STATED GOAL: Reproduce the records verbatim, everything from the first line down to the line containing "state-oh[interactable] [371, 299, 405, 347]", with both ends included.

INPUT:
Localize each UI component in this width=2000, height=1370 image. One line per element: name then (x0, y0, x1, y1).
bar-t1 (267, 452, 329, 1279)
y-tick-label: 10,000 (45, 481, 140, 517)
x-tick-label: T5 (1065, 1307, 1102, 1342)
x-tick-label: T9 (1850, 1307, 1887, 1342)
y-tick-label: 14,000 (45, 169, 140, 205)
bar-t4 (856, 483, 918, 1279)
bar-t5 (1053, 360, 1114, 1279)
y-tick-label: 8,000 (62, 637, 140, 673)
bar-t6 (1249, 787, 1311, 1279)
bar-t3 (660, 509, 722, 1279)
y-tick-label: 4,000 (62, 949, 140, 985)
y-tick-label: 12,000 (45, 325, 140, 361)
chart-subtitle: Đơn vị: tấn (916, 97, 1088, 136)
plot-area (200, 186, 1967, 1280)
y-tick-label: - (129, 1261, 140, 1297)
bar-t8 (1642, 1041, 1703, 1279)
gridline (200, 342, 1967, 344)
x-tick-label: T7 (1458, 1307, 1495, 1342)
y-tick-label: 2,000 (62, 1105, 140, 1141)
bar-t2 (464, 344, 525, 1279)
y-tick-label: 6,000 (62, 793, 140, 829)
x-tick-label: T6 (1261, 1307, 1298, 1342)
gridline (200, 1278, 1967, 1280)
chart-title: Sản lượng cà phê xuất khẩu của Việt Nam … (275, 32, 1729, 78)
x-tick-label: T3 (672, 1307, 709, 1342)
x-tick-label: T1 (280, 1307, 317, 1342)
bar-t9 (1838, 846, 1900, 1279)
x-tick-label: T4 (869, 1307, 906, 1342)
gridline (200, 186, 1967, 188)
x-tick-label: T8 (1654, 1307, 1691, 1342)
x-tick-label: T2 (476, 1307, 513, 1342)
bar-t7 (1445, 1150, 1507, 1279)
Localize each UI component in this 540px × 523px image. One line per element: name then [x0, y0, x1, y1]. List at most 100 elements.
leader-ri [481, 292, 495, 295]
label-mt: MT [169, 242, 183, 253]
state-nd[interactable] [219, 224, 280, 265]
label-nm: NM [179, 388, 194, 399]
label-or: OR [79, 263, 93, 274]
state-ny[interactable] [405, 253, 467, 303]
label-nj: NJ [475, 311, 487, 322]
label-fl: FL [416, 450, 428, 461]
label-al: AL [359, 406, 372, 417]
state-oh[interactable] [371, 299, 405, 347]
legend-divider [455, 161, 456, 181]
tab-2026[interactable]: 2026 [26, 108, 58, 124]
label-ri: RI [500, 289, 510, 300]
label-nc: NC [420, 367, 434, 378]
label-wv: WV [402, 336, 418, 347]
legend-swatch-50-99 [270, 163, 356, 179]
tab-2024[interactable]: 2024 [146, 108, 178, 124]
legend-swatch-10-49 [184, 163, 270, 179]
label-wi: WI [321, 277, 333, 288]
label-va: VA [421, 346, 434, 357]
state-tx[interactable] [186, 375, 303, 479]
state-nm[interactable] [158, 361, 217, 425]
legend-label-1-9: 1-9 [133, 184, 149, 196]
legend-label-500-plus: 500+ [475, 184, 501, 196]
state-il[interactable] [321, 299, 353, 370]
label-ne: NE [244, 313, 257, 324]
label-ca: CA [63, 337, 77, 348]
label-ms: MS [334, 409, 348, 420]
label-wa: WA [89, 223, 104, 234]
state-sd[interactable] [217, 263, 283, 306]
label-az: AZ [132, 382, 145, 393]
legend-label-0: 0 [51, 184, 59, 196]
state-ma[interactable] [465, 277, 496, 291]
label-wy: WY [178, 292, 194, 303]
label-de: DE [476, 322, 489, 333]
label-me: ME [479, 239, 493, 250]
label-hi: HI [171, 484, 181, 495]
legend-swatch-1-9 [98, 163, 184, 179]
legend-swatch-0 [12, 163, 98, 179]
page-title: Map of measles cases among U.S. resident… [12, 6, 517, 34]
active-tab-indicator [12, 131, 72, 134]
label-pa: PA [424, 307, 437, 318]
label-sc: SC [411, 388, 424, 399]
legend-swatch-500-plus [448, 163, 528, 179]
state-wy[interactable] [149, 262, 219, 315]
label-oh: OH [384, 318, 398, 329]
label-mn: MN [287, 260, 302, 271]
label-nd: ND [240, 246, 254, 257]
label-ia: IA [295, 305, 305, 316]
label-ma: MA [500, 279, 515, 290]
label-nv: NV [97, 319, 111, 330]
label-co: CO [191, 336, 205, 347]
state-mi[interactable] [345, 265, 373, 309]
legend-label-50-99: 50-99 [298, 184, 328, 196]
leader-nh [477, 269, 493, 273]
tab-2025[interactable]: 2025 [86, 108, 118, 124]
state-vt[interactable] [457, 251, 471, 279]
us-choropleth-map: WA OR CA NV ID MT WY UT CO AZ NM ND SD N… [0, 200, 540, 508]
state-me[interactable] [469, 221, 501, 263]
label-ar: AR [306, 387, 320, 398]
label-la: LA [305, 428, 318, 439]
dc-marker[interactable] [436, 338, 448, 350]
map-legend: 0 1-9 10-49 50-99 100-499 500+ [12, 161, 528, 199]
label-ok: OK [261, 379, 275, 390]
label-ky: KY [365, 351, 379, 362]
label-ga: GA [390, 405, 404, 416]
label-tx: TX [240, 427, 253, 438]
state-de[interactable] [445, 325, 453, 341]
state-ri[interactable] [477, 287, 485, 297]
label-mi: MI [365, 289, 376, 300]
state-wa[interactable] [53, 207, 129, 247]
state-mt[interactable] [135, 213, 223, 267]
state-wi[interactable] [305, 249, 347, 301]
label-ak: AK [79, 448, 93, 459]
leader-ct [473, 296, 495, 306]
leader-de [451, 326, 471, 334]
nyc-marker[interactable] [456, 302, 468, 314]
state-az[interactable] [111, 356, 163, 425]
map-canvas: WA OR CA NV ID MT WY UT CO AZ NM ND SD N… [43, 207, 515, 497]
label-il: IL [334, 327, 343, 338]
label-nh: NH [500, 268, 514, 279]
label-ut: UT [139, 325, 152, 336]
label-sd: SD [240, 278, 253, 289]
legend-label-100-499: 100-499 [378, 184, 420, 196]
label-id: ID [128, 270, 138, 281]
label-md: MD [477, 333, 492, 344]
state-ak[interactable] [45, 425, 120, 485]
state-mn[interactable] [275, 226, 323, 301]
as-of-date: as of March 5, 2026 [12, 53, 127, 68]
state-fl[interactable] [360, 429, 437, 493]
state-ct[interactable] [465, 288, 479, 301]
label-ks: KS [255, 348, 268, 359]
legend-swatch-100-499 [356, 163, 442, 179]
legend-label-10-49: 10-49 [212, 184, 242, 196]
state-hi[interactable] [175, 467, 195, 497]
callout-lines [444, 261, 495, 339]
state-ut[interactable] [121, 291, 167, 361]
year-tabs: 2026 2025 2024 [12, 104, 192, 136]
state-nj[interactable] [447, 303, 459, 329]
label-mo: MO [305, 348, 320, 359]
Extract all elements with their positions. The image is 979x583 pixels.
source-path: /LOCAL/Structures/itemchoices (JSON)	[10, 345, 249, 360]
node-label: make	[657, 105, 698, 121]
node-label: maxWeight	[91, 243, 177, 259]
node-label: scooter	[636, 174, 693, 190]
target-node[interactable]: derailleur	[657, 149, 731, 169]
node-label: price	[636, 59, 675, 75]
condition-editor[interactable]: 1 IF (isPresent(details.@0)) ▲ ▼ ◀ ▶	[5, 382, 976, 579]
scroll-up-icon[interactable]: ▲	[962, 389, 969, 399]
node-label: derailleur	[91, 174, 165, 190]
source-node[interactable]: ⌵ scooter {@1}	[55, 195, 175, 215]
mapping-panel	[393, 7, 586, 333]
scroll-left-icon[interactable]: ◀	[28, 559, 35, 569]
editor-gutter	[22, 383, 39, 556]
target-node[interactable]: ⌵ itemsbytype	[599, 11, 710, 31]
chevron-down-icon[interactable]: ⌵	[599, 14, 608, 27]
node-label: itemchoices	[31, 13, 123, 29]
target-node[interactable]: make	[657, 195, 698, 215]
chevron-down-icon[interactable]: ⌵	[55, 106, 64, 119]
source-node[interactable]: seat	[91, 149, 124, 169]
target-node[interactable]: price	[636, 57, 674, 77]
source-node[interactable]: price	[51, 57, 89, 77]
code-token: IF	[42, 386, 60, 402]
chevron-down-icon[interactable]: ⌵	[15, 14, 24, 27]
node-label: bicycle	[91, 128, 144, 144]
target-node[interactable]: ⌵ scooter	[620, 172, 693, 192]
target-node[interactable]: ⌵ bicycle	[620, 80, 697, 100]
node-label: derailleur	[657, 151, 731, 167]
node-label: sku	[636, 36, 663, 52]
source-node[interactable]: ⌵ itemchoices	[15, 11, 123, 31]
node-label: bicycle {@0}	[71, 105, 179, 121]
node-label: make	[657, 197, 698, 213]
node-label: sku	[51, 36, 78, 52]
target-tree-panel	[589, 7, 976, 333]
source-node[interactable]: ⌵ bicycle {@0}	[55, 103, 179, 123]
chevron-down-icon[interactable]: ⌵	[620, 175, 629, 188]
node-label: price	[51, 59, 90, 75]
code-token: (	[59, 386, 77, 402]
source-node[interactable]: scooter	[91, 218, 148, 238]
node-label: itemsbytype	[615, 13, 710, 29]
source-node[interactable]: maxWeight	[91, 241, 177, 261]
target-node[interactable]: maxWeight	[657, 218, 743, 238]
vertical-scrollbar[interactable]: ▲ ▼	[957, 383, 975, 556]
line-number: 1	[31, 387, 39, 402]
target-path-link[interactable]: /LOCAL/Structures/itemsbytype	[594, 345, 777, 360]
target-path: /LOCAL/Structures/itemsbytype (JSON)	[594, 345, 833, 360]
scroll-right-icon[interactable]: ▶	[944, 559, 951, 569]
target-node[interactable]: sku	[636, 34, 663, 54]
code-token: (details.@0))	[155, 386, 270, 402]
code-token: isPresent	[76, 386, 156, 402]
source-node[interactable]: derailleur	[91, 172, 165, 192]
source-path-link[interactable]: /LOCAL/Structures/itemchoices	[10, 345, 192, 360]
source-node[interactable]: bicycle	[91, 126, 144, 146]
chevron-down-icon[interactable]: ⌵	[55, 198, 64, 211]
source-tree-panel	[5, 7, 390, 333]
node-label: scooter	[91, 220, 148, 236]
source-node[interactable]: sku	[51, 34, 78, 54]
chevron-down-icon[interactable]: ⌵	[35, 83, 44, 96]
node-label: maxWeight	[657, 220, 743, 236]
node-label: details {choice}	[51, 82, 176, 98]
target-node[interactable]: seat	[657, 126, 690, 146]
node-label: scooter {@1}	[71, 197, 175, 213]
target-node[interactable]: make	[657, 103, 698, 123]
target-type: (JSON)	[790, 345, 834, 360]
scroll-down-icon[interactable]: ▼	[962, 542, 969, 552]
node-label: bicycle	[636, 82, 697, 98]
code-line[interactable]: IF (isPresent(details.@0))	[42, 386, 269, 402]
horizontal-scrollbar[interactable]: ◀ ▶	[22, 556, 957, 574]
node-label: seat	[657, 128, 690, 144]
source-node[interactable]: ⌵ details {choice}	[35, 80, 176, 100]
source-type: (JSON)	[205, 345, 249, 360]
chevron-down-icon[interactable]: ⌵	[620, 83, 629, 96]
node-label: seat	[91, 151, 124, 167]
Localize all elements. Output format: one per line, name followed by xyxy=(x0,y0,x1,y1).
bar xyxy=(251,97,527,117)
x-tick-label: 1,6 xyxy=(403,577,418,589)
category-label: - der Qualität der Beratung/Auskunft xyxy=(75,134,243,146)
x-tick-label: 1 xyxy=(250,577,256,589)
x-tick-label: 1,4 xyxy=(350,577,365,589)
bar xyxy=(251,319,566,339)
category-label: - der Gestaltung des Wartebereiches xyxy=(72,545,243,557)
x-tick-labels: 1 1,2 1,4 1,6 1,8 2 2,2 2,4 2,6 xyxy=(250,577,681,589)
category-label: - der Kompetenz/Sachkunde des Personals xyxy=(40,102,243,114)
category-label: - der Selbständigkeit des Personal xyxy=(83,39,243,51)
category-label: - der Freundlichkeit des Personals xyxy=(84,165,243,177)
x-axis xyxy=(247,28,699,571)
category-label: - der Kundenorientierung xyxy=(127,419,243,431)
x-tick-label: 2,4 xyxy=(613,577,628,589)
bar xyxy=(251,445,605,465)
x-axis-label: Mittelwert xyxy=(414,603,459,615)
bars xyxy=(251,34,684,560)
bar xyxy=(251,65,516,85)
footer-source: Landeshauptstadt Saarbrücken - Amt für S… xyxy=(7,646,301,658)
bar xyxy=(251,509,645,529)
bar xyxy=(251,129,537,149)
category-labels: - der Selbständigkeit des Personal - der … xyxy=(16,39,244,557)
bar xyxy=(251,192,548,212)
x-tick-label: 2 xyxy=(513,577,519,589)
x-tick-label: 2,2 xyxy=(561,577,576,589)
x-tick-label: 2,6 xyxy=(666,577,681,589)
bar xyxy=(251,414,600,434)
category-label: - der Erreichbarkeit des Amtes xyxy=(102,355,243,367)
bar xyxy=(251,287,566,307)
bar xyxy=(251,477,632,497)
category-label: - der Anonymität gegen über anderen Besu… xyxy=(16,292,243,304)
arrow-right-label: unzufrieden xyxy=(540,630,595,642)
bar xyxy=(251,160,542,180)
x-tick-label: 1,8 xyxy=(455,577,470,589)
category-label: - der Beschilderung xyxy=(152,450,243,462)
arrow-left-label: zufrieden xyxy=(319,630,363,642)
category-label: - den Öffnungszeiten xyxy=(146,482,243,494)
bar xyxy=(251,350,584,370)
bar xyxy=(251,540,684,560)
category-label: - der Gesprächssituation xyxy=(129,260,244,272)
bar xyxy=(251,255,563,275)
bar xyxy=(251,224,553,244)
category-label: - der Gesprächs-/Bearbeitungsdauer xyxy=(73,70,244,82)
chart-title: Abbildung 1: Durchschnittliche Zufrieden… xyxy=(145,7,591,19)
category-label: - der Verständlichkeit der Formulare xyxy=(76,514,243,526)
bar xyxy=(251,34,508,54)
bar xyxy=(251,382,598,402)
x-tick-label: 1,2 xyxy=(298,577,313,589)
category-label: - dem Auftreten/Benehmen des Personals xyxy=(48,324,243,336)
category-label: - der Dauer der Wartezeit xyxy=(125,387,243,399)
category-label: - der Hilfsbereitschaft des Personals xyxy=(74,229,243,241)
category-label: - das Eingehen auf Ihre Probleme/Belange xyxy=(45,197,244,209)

RIGHT ANSWER:
Localize each UI component in this width=2000, height=1370 image. One line per element: name then (x0, y0, x1, y1).
bar-t1 (267, 452, 329, 1279)
y-tick-label: 10,000 (45, 481, 140, 517)
x-tick-label: T5 (1065, 1307, 1102, 1342)
x-tick-label: T9 (1850, 1307, 1887, 1342)
y-tick-label: 14,000 (45, 169, 140, 205)
bar-t4 (856, 483, 918, 1279)
bar-t5 (1053, 360, 1114, 1279)
y-tick-label: 8,000 (62, 637, 140, 673)
bar-t6 (1249, 787, 1311, 1279)
bar-t3 (660, 509, 722, 1279)
y-tick-label: 4,000 (62, 949, 140, 985)
y-tick-label: 12,000 (45, 325, 140, 361)
chart-subtitle: Đơn vị: tấn (916, 97, 1088, 136)
plot-area (200, 186, 1967, 1280)
y-tick-label: - (129, 1261, 140, 1297)
bar-t8 (1642, 1041, 1703, 1279)
gridline (200, 342, 1967, 344)
x-tick-label: T7 (1458, 1307, 1495, 1342)
y-tick-label: 2,000 (62, 1105, 140, 1141)
bar-t2 (464, 344, 525, 1279)
y-tick-label: 6,000 (62, 793, 140, 829)
x-tick-label: T6 (1261, 1307, 1298, 1342)
gridline (200, 1278, 1967, 1280)
chart-title: Sản lượng cà phê xuất khẩu của Việt Nam … (275, 32, 1729, 78)
x-tick-label: T3 (672, 1307, 709, 1342)
x-tick-label: T1 (280, 1307, 317, 1342)
bar-t9 (1838, 846, 1900, 1279)
x-tick-label: T4 (869, 1307, 906, 1342)
gridline (200, 186, 1967, 188)
x-tick-label: T8 (1654, 1307, 1691, 1342)
x-tick-label: T2 (476, 1307, 513, 1342)
bar-t7 (1445, 1150, 1507, 1279)
Localize each UI component in this 540px × 523px image. One line per element: name then [x0, y0, x1, y1]. List at most 100 elements.
leader-ri [481, 292, 495, 295]
label-mt: MT [169, 242, 183, 253]
state-nd[interactable] [219, 224, 280, 265]
label-nm: NM [179, 388, 194, 399]
label-or: OR [79, 263, 93, 274]
state-ny[interactable] [405, 253, 467, 303]
label-nj: NJ [475, 311, 487, 322]
label-fl: FL [416, 450, 428, 461]
label-al: AL [359, 406, 372, 417]
state-oh[interactable] [371, 299, 405, 347]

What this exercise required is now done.